** Your objective **
Answer the following questions using the text on evidence-based policy below:
(a) On what date did the Trump administration tell CDC policy analysts about the forbidden words and phrases?
(b) In what month was the report of the US Commission on Evidence-Based Policymaking released?
(c) Which word does the text call "yet another banned word"?

To Base US Policy on Evidence, We Need to be Able to Say the Word

The Trump administration wants to ban terms like “evidence-based” from government reporting. But if policymakers can’t make budget and policy decisions based on evidence, what, exactly, is supposed to guide them?

A grenade just landed in the midst of lively discussions about what it means to make policy decisions more evidence-based. On December 14, the Trump administration told policy analysts at the US Centers for Disease Control and Prevention (CDC) that “evidence-based” is now among seven words and phrases they are forbidden to use.

Banning the terms “evidence-based” and “science-based” from documents the CDC is preparing for next year’s budget is particularly troubling because of its broad reach. It flies in the face of rare bipartisan agreement, enunciated most recently by the US Commission on Evidence-Based Policymaking (CEP). In a CEP report released in September, the commission held that government officials need evidence, whether their decisions concern funding allocations, new regulations, or processes for efficiently providing services. “Without the use of evidence in our democracy,” the commission unanimously concluded, “we are only guessing at whether government programs and policies are achieving their intended goals.”

Over the last hundred years, the United States has made enormous progress by agreeing that we must strengthen our ability to create better lives for all Americans, including the most “vulnerable” (yet another banned word!). We need evidence and science to guide policies and practices toward that goal. Americans share many aspirations, although we differ in our convictions of what it will take to achieve them. But even when our beliefs vary about which social supports should come from family, neighbors, the market, philanthropy, or government, we agree that we must base decisions aimed at promoting better lives in the future—especially if they involve public funds—on solid evidence.

Document structure recognition data:
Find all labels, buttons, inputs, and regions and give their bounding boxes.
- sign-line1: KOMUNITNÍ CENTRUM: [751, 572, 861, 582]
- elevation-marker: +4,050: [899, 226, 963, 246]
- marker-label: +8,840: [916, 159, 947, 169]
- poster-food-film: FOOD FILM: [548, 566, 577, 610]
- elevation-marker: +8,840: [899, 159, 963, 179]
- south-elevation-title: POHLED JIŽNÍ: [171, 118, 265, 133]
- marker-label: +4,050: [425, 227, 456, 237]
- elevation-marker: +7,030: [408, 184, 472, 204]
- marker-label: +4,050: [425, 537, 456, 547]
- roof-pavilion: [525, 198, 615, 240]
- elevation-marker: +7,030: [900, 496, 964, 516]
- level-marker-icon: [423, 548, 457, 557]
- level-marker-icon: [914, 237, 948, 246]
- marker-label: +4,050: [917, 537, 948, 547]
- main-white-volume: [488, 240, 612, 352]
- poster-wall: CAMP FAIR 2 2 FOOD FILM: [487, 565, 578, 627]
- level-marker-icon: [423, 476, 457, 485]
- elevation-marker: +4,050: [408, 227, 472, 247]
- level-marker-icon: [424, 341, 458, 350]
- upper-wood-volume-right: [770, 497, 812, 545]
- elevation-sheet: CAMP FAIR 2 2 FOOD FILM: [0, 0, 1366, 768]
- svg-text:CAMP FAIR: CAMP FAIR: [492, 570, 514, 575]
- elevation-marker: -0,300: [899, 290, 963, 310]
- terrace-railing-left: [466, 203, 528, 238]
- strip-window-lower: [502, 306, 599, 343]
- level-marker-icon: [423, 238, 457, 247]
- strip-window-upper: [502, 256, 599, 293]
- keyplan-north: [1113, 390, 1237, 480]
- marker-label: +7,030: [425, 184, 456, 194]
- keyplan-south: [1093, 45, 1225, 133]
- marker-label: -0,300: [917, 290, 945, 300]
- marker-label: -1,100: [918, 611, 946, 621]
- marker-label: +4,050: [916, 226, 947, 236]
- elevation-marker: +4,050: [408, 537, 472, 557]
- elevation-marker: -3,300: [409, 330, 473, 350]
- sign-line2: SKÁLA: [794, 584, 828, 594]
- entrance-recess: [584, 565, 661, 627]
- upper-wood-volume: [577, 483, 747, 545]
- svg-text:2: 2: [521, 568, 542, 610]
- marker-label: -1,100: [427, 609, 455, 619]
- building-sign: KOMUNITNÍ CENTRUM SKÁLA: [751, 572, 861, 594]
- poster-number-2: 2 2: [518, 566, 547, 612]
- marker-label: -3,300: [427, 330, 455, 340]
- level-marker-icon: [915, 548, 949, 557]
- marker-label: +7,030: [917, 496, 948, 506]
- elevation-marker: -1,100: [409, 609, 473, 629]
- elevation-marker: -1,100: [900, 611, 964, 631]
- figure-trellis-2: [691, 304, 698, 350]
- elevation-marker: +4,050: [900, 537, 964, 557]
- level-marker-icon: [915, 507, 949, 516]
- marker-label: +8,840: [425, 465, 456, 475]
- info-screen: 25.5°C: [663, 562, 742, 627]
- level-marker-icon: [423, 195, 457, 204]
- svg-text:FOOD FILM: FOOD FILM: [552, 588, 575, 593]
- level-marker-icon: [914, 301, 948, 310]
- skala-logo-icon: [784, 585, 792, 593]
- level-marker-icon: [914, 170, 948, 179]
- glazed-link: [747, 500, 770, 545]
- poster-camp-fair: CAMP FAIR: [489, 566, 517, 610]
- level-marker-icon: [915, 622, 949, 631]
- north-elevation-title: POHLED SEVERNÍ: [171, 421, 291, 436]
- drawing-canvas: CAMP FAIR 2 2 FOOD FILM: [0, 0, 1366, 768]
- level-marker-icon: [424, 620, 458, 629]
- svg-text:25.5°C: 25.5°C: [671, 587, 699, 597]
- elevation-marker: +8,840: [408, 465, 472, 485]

** The completed task **
(a) December 14
(b) September
(c) "vulnerable"